**WHAT THE EXERCISE ASKS:** Every entry below should be transcribed exactly; pictures stay out of the copy.

■ ■ ■ ■

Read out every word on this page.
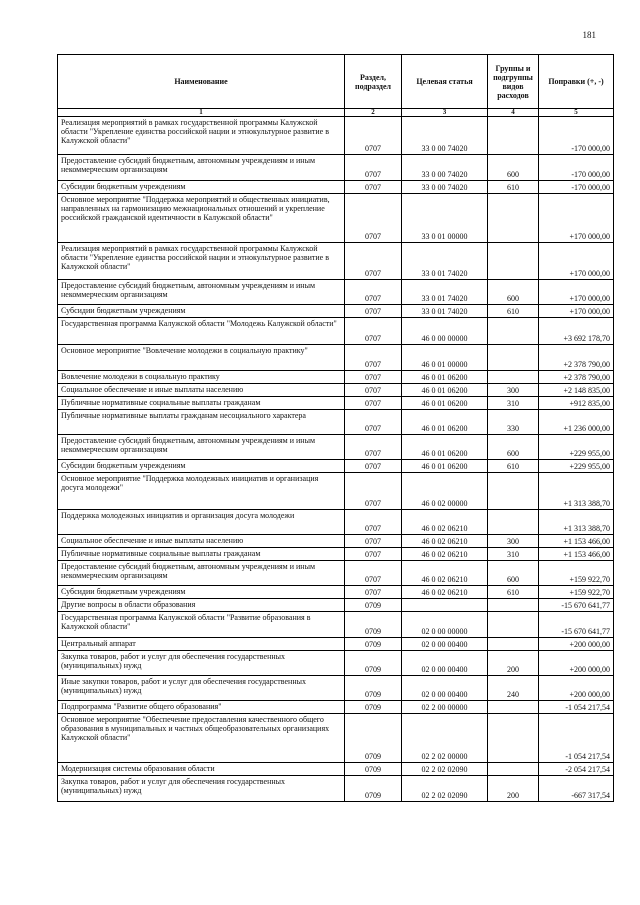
181
Наименование	Раздел, подраздел	Целевая статья	Группы и подгруппы видов расходов	Поправки (+, -)
1	2	3	4	5
Реализация мероприятий в рамках государственной программы Калужской области "Укрепление единства российской нации и этнокультурное развитие в Калужской области"	0707	33 0 00 74020		-170 000,00
Предоставление субсидий бюджетным, автономным учреждениям и иным некоммерческим организациям	0707	33 0 00 74020	600	-170 000,00
Субсидии бюджетным учреждениям	0707	33 0 00 74020	610	-170 000,00
Основное мероприятие "Поддержка мероприятий и общественных инициатив, направленных на гармонизацию межнациональных отношений и укрепление российской гражданской идентичности в Калужской области"	0707	33 0 01 00000		+170 000,00
Реализация мероприятий в рамках государственной программы Калужской области "Укрепление единства российской нации и этнокультурное развитие в Калужской области"	0707	33 0 01 74020		+170 000,00
Предоставление субсидий бюджетным, автономным учреждениям и иным некоммерческим организациям	0707	33 0 01 74020	600	+170 000,00
Субсидии бюджетным учреждениям	0707	33 0 01 74020	610	+170 000,00
Государственная программа Калужской области "Молодежь Калужской области"	0707	46 0 00 00000		+3 692 178,70
Основное мероприятие "Вовлечение молодежи в социальную практику"	0707	46 0 01 00000		+2 378 790,00
Вовлечение молодежи в социальную практику	0707	46 0 01 06200		+2 378 790,00
Социальное обеспечение и иные выплаты населению	0707	46 0 01 06200	300	+2 148 835,00
Публичные нормативные социальные выплаты гражданам	0707	46 0 01 06200	310	+912 835,00
Публичные нормативные выплаты гражданам несоциального характера	0707	46 0 01 06200	330	+1 236 000,00
Предоставление субсидий бюджетным, автономным учреждениям и иным некоммерческим организациям	0707	46 0 01 06200	600	+229 955,00
Субсидии бюджетным учреждениям	0707	46 0 01 06200	610	+229 955,00
Основное мероприятие "Поддержка молодежных инициатив и организация досуга молодежи"	0707	46 0 02 00000		+1 313 388,70
Поддержка молодежных инициатив и организация досуга молодежи	0707	46 0 02 06210		+1 313 388,70
Социальное обеспечение и иные выплаты населению	0707	46 0 02 06210	300	+1 153 466,00
Публичные нормативные социальные выплаты гражданам	0707	46 0 02 06210	310	+1 153 466,00
Предоставление субсидий бюджетным, автономным учреждениям и иным некоммерческим организациям	0707	46 0 02 06210	600	+159 922,70
Субсидии бюджетным учреждениям	0707	46 0 02 06210	610	+159 922,70
Другие вопросы в области образования	0709			-15 670 641,77
Государственная программа Калужской области "Развитие образования в Калужской области"	0709	02 0 00 00000		-15 670 641,77
Центральный аппарат	0709	02 0 00 00400		+200 000,00
Закупка товаров, работ и услуг для обеспечения государственных (муниципальных) нужд	0709	02 0 00 00400	200	+200 000,00
Иные закупки товаров, работ и услуг для обеспечения государственных (муниципальных) нужд	0709	02 0 00 00400	240	+200 000,00
Подпрограмма "Развитие общего образования"	0709	02 2 00 00000		-1 054 217,54
Основное мероприятие "Обеспечение предоставления качественного общего образования в муниципальных и частных общеобразовательных организациях Калужской области"	0709	02 2 02 00000		-1 054 217,54
Модернизация системы образования области	0709	02 2 02 02090		-2 054 217,54
Закупка товаров, работ и услуг для обеспечения государственных (муниципальных) нужд	0709	02 2 02 02090	200	-667 317,54
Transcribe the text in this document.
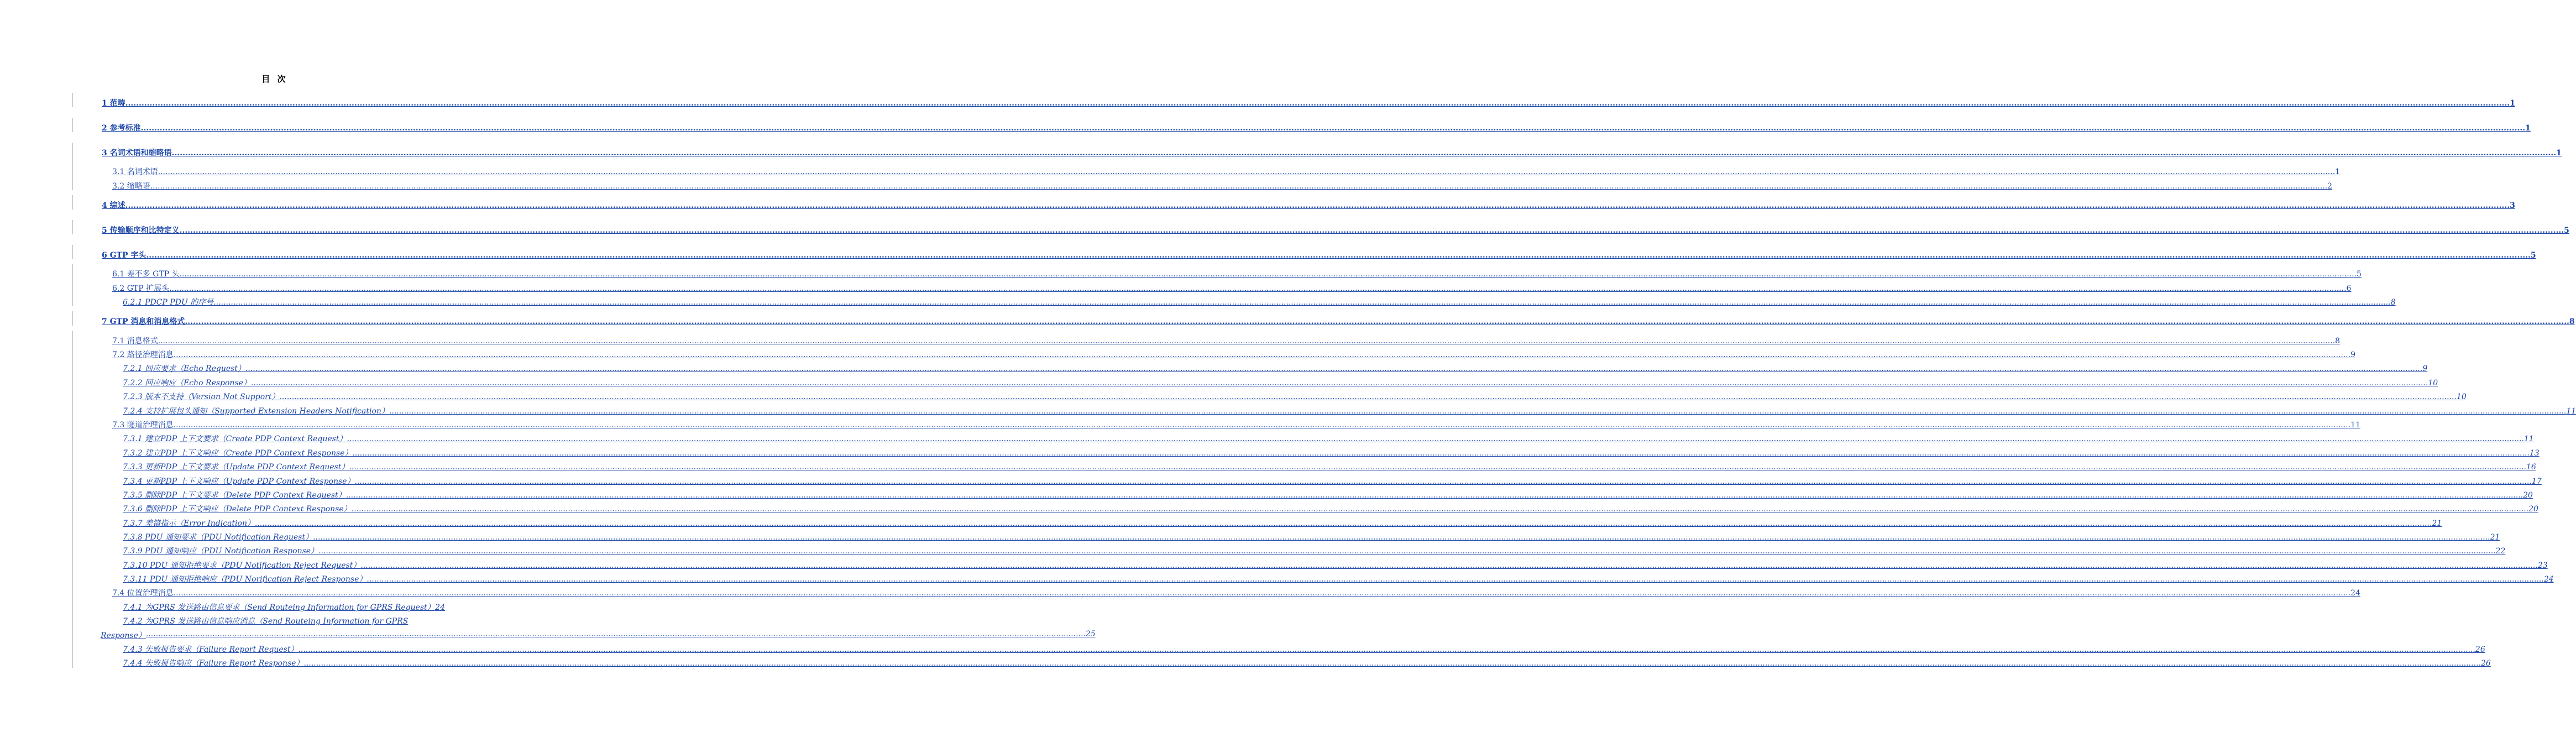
目 次
1 范畴 .....	1
2 参考标准 .....	1
3 名词术语和缩略语 .....	1
3.1 名词术语 .....	1
3.2 缩略语 .....	2
4 综述 .....	3
5 传输顺序和比特定义 .....	5
6 GTP 字头 .....	5
6.1 差不多 GTP 头 .....	5
6.2 GTP 扩展头 .....	6
6.2.1 PDCP PDU 的序号 .....	8
7 GTP 消息和消息格式 .....	8
7.1 消息格式 .....	8
7.2 路径治理消息 .....	9
7.2.1 回应要求（Echo Request） .....	9
7.2.2 回应响应（Echo Response） .....	10
7.2.3 版本不支持（Version Not Support） .....	10
7.2.4 支持扩展包头通知（Supported Extension Headers Notification） .....	11
7.3 隧道治理消息 .....	11
7.3.1 建立PDP 上下文要求（Create PDP Context Request） .....	11
7.3.2 建立PDP 上下文响应（Create PDP Context Response） .....	13
7.3.3 更新PDP 上下文要求（Update PDP Context Request） .....	16
7.3.4 更新PDP 上下文响应（Update PDP Context Response） .....	17
7.3.5 删除PDP 上下文要求（Delete PDP Context Request） .....	20
7.3.6 删除PDP 上下文响应（Delete PDP Context Response） .....	20
7.3.7 差错指示（Error Indication） .....	21
7.3.8 PDU 通知要求（PDU Notification Request） .....	21
7.3.9 PDU 通知响应（PDU Notification Response） .....	22
7.3.10 PDU 通知拒绝要求（PDU Notification Reject Request） .....	23
7.3.11 PDU 通知拒绝响应（PDU Norification Reject Response） .....	24
7.4 位置治理消息 .....	24
7.4.1 为GPRS 发送路由信息要求（Send Routeing Information for GPRS Request） ..... 24
7.4.2 为GPRS 发送路由信息响应消息（Send Routeing Information for GPRS
Response） .............................................................................................................................................................................................................................................................................................................................................................................................. 25
7.4.3 失败报告要求（Failure Report Request） .....	26
7.4.4 失败报告响应（Failure Report Response） .....	26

■ ■ ■ ■

**EXPECTED ANSWER:**
Read out every word on this page.
181
Наименование	Раздел, подраздел	Целевая статья	Группы и подгруппы видов расходов	Поправки (+, -)
1	2	3	4	5
Реализация мероприятий в рамках государственной программы Калужской области "Укрепление единства российской нации и этнокультурное развитие в Калужской области"	0707	33 0 00 74020		-170 000,00
Предоставление субсидий бюджетным, автономным учреждениям и иным некоммерческим организациям	0707	33 0 00 74020	600	-170 000,00
Субсидии бюджетным учреждениям	0707	33 0 00 74020	610	-170 000,00
Основное мероприятие "Поддержка мероприятий и общественных инициатив, направленных на гармонизацию межнациональных отношений и укрепление российской гражданской идентичности в Калужской области"	0707	33 0 01 00000		+170 000,00
Реализация мероприятий в рамках государственной программы Калужской области "Укрепление единства российской нации и этнокультурное развитие в Калужской области"	0707	33 0 01 74020		+170 000,00
Предоставление субсидий бюджетным, автономным учреждениям и иным некоммерческим организациям	0707	33 0 01 74020	600	+170 000,00
Субсидии бюджетным учреждениям	0707	33 0 01 74020	610	+170 000,00
Государственная программа Калужской области "Молодежь Калужской области"	0707	46 0 00 00000		+3 692 178,70
Основное мероприятие "Вовлечение молодежи в социальную практику"	0707	46 0 01 00000		+2 378 790,00
Вовлечение молодежи в социальную практику	0707	46 0 01 06200		+2 378 790,00
Социальное обеспечение и иные выплаты населению	0707	46 0 01 06200	300	+2 148 835,00
Публичные нормативные социальные выплаты гражданам	0707	46 0 01 06200	310	+912 835,00
Публичные нормативные выплаты гражданам несоциального характера	0707	46 0 01 06200	330	+1 236 000,00
Предоставление субсидий бюджетным, автономным учреждениям и иным некоммерческим организациям	0707	46 0 01 06200	600	+229 955,00
Субсидии бюджетным учреждениям	0707	46 0 01 06200	610	+229 955,00
Основное мероприятие "Поддержка молодежных инициатив и организация досуга молодежи"	0707	46 0 02 00000		+1 313 388,70
Поддержка молодежных инициатив и организация досуга молодежи	0707	46 0 02 06210		+1 313 388,70
Социальное обеспечение и иные выплаты населению	0707	46 0 02 06210	300	+1 153 466,00
Публичные нормативные социальные выплаты гражданам	0707	46 0 02 06210	310	+1 153 466,00
Предоставление субсидий бюджетным, автономным учреждениям и иным некоммерческим организациям	0707	46 0 02 06210	600	+159 922,70
Субсидии бюджетным учреждениям	0707	46 0 02 06210	610	+159 922,70
Другие вопросы в области образования	0709			-15 670 641,77
Государственная программа Калужской области "Развитие образования в Калужской области"	0709	02 0 00 00000		-15 670 641,77
Центральный аппарат	0709	02 0 00 00400		+200 000,00
Закупка товаров, работ и услуг для обеспечения государственных (муниципальных) нужд	0709	02 0 00 00400	200	+200 000,00
Иные закупки товаров, работ и услуг для обеспечения государственных (муниципальных) нужд	0709	02 0 00 00400	240	+200 000,00
Подпрограмма "Развитие общего образования"	0709	02 2 00 00000		-1 054 217,54
Основное мероприятие "Обеспечение предоставления качественного общего образования в муниципальных и частных общеобразовательных организациях Калужской области"	0709	02 2 02 00000		-1 054 217,54
Модернизация системы образования области	0709	02 2 02 02090		-2 054 217,54
Закупка товаров, работ и услуг для обеспечения государственных (муниципальных) нужд	0709	02 2 02 02090	200	-667 317,54
Transcribe the text in this document.
目 次
1 范畴 .....	1
2 参考标准 .....	1
3 名词术语和缩略语 .....	1
3.1 名词术语 .....	1
3.2 缩略语 .....	2
4 综述 .....	3
5 传输顺序和比特定义 .....	5
6 GTP 字头 .....	5
6.1 差不多 GTP 头 .....	5
6.2 GTP 扩展头 .....	6
6.2.1 PDCP PDU 的序号 .....	8
7 GTP 消息和消息格式 .....	8
7.1 消息格式 .....	8
7.2 路径治理消息 .....	9
7.2.1 回应要求（Echo Request） .....	9
7.2.2 回应响应（Echo Response） .....	10
7.2.3 版本不支持（Version Not Support） .....	10
7.2.4 支持扩展包头通知（Supported Extension Headers Notification） .....	11
7.3 隧道治理消息 .....	11
7.3.1 建立PDP 上下文要求（Create PDP Context Request） .....	11
7.3.2 建立PDP 上下文响应（Create PDP Context Response） .....	13
7.3.3 更新PDP 上下文要求（Update PDP Context Request） .....	16
7.3.4 更新PDP 上下文响应（Update PDP Context Response） .....	17
7.3.5 删除PDP 上下文要求（Delete PDP Context Request） .....	20
7.3.6 删除PDP 上下文响应（Delete PDP Context Response） .....	20
7.3.7 差错指示（Error Indication） .....	21
7.3.8 PDU 通知要求（PDU Notification Request） .....	21
7.3.9 PDU 通知响应（PDU Notification Response） .....	22
7.3.10 PDU 通知拒绝要求（PDU Notification Reject Request） .....	23
7.3.11 PDU 通知拒绝响应（PDU Norification Reject Response） .....	24
7.4 位置治理消息 .....	24
7.4.1 为GPRS 发送路由信息要求（Send Routeing Information for GPRS Request） ..... 24
7.4.2 为GPRS 发送路由信息响应消息（Send Routeing Information for GPRS
Response） .............................................................................................................................................................................................................................................................................................................................................................................................. 25
7.4.3 失败报告要求（Failure Report Request） .....	26
7.4.4 失败报告响应（Failure Report Response） .....	26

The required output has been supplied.